> [Task description]: In the lines below, how many hold the word "ylabel"? Answer only with the number.

> [Data excerpts]:
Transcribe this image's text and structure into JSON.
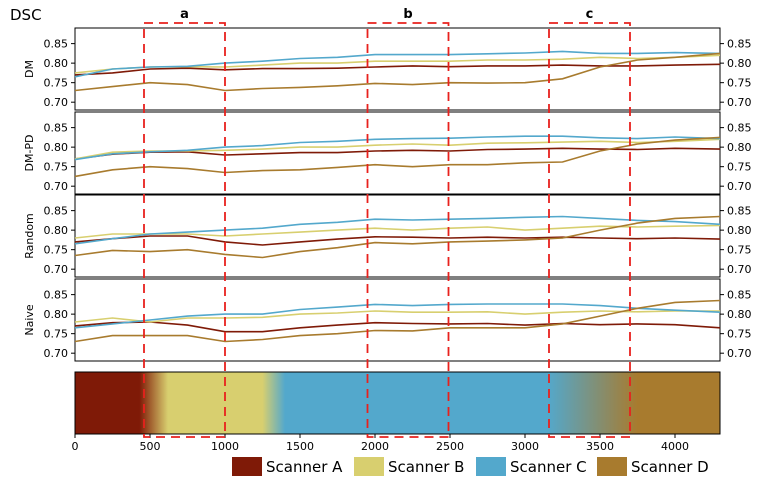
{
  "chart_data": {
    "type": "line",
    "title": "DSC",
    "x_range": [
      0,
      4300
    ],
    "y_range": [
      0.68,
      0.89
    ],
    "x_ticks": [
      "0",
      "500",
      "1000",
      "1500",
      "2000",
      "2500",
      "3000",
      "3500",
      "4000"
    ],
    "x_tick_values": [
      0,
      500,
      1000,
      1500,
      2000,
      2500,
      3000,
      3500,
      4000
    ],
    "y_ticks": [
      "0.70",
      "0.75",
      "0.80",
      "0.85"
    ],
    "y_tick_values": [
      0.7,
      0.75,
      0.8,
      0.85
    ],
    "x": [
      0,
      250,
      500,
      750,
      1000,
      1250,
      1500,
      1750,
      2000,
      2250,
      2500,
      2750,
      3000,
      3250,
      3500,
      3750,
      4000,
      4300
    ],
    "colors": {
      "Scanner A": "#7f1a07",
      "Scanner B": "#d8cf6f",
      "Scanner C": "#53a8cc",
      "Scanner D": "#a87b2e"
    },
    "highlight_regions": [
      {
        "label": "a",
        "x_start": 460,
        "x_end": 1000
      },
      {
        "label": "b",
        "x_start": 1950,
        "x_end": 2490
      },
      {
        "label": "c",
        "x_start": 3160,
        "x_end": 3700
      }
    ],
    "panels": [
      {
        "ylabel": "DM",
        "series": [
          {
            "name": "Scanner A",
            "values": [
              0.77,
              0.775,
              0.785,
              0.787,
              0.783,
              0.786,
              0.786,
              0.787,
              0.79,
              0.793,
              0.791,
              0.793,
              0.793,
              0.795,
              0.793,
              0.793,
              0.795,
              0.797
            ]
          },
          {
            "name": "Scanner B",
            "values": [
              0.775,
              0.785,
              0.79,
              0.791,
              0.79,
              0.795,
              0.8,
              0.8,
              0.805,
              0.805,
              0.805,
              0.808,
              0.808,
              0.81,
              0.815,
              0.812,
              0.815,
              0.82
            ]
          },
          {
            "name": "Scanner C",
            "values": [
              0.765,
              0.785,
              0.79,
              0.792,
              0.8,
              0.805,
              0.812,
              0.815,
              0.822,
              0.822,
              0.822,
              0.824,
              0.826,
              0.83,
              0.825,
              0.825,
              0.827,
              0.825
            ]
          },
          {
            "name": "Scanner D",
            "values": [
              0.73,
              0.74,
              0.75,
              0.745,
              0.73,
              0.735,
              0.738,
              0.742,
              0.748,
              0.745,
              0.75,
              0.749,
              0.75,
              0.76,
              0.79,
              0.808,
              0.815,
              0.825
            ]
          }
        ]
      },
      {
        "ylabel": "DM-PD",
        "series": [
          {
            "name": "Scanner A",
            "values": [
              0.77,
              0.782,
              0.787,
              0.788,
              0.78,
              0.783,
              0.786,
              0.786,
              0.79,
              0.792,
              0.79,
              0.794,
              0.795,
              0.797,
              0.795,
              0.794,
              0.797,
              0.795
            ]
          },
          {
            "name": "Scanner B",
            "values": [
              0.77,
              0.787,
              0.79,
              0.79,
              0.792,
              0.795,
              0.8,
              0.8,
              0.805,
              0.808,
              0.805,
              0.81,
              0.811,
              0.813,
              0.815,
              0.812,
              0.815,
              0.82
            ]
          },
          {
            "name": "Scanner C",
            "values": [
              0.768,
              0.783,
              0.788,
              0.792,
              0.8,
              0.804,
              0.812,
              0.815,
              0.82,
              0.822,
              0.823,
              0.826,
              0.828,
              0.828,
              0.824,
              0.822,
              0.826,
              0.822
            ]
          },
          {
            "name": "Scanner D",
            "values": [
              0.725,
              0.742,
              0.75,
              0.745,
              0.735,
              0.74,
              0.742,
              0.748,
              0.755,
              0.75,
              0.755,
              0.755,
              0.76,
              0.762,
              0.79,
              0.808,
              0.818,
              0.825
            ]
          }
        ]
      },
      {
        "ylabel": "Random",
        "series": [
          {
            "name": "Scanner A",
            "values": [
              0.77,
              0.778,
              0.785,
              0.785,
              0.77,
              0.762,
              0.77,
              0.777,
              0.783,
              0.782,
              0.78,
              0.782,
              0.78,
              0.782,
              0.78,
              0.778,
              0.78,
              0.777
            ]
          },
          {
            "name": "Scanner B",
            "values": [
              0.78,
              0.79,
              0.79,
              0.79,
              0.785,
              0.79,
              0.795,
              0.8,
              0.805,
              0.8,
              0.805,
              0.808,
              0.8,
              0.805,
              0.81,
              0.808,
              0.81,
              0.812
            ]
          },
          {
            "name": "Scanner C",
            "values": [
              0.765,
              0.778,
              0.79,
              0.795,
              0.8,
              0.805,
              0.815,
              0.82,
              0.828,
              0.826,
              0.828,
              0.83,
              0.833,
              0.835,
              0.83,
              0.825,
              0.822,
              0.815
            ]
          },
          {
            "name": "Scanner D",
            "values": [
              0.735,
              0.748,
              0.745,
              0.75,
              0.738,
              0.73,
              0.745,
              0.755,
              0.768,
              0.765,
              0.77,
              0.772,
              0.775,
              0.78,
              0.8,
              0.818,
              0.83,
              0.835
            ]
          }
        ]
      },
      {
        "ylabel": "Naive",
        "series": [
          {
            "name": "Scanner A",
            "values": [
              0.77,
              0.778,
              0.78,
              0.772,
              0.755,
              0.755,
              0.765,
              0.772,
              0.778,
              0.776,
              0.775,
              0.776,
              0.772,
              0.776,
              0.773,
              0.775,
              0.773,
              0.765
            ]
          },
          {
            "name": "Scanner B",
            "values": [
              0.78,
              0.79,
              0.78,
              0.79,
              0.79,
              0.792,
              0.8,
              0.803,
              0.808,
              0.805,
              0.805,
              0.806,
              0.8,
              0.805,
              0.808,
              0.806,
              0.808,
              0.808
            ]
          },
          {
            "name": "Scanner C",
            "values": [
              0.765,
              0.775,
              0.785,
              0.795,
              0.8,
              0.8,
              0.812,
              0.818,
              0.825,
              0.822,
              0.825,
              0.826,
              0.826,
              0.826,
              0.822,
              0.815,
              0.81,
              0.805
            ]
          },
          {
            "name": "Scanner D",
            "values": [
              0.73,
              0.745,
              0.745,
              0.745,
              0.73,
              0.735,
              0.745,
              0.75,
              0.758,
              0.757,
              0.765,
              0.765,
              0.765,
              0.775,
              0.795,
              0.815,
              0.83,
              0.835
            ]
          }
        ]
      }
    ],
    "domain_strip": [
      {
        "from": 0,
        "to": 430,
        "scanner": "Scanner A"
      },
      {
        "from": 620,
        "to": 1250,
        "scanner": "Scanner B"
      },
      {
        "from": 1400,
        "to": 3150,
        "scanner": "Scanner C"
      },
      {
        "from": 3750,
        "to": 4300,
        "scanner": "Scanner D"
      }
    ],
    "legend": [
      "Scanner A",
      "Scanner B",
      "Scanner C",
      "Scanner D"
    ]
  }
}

> [The solution]: 4